In summary, the presented SQS diagram shown in Fig. 1, or similar versions, may facilitate training of examiners to comprehend the overall structure of the NIHSS system. The SQS diagram is intended only to serve as a supplement and not a replacement for current methods of scoring. However, further testing of a single visual composite for the NIHSS as an ancillary tool is needed to determine its actual usefulness. (AJEM 2008;26:189)

 

From EP Monthly:The year’s top stroke advances by Bobby Desai, MD

 


 

 

 

Lacunes & Lacunar Infarcts

The terms "lacune", "lacunar infarct" and "lacunar stroke" are often used interchangeably, but they are not the same thing. Lacunes are 3 to 15 mm cerebrospinal fluid (CSF)-filled cavities in the basal ganglia or white matter, frequently observed coincidentally on imaging in older people, often not clearly associated with discrete neurological symptoms. "Lacunar stroke" describes a clinical stroke syndrome with the typical symptoms and signs referable to a small subcortical or brain stem lesion.1,2 "Lacunar infarct" should refer to a clinical stroke syndrome of lacunar type where the underlying lesion is an infarct on brain-imaging. On CT or MR T2-weighted and fluid-attenuated inversion recovery (FLAIR) imaging, an acute lacunar infarct can look just like a white matter lesion (WML), difficult to distinguish from an asymptomatic WML without diffusion-imaging to show a hyperintense signal (reduced on ADC), or a prior scan for comparison, especially in patients with WMLs. Some clinically evident acute lacunar infarcts may evolve with time into lacunes. These points are well-established.

§ **USING THE INFORMATION**
(1) Answer these from the stroke excerpt:
(a) What citation is given after the summary of the SQS diagram?
(b) Who wrote the EP Monthly piece on the year's top stroke advances?
(c) What size range does the stroke excerpt give for lacunes?
(2) Recast the stroke excerpt's paragraph that begins "The terms "lacune", "lacunar infarct"" as a short bulleted list that keeps its main facts.
(3) Resume the stroke excerpt after its final sentence and continue it.

§ **DATA UNDER STUDY**

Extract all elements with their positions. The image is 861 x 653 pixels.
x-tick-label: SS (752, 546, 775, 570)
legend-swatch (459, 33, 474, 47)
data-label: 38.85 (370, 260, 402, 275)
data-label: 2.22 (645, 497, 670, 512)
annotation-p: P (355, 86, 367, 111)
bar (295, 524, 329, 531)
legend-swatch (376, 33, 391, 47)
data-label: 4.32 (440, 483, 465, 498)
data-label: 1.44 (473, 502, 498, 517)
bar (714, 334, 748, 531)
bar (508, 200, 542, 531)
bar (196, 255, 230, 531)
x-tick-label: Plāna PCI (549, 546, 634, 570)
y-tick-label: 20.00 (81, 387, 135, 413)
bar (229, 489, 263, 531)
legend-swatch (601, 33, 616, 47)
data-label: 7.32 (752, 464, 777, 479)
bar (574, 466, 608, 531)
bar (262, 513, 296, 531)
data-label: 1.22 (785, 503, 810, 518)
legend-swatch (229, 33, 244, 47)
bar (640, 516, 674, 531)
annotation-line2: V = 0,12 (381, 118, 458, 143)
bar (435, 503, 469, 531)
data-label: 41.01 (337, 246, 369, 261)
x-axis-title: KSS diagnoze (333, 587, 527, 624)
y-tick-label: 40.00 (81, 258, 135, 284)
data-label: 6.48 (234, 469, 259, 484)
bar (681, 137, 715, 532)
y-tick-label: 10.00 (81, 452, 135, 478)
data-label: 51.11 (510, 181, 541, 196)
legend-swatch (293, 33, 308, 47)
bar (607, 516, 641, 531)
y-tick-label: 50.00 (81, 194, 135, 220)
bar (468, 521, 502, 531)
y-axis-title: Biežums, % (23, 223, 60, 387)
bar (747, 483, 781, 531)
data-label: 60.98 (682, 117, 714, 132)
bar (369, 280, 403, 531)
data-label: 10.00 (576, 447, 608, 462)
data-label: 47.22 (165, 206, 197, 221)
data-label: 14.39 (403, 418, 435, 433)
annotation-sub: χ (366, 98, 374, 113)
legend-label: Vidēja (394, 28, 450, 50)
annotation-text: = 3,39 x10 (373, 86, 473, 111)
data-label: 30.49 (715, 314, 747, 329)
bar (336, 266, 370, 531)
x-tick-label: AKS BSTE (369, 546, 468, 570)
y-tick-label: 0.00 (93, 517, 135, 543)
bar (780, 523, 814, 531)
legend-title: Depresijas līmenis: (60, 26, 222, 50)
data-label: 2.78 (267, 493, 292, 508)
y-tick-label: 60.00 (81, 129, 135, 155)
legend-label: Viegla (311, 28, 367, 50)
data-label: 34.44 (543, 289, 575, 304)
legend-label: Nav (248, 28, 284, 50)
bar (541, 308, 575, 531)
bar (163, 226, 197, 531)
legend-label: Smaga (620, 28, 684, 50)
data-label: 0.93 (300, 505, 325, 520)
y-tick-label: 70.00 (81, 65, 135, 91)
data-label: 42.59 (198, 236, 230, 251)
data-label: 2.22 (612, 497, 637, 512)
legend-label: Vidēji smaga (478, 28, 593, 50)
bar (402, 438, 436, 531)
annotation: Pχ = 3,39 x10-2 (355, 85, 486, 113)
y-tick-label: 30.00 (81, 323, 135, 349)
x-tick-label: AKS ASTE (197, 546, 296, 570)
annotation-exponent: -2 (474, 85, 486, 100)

§ **RESULTS OF THE EXERCISE**
(1)
(a) AJEM 2008;26:189
(b) Bobby Desai, MD
(c) 3 to 15 mm

(2)
- "Lacune," "lacunar infarct" and "lacunar stroke" are often used interchangeably but mean different things.
- Lacunes: 3 to 15 mm CSF-filled cavities in the basal ganglia or white matter, often seen incidentally on imaging in older people and often not clearly tied to discrete neurological symptoms.
- Lacunar stroke: a clinical stroke syndrome with symptoms and signs referable to a small subcortical or brain stem lesion.
- Lacunar infarct: a lacunar-type clinical stroke syndrome in which brain imaging shows the underlying lesion is an infarct.
- On CT or MR T2-weighted and FLAIR imaging, an acute lacunar infarct can look like a white matter lesion. It is hard to tell apart from an asymptomatic WML without diffusion imaging or a prior scan, especially in patients with WMLs.
- Some acute lacunar infarcts may evolve into lacunes over time.

(3)
Less well-established is how many clinically evident lacunar infarcts ever cavitate to become "lacunes". It seems generally assumed that all lacunes start life as an infarct, even if the patient did not notice anything, and therefore share the same risk factors, etiology, prognosis, pathogenesis, etc, as clinically evident lacunar infarcts.3–5 However, suppose only a proportion of lacunar stroke lesions, perhaps as few as a third, ever cavitate, with the majority that fail to cavitate retaining the appearance of a WML?6 Counting lacunes could result in spurious risk factor and etiologic associations for lacunar stroke. We should not assume that the pathogenesis of clinically evident lacunar stroke is the same as for clinically silent lacunes. Equally, similarity in appearance between WMLs and clinically evident acute lacunar infarct could imply similar causation. However, surely the fact that one has caused symptoms (lacunar stroke/infarct) and the other not (WML/lacune) is important in itself and should lead to their careful distinction in any research at least until we know more.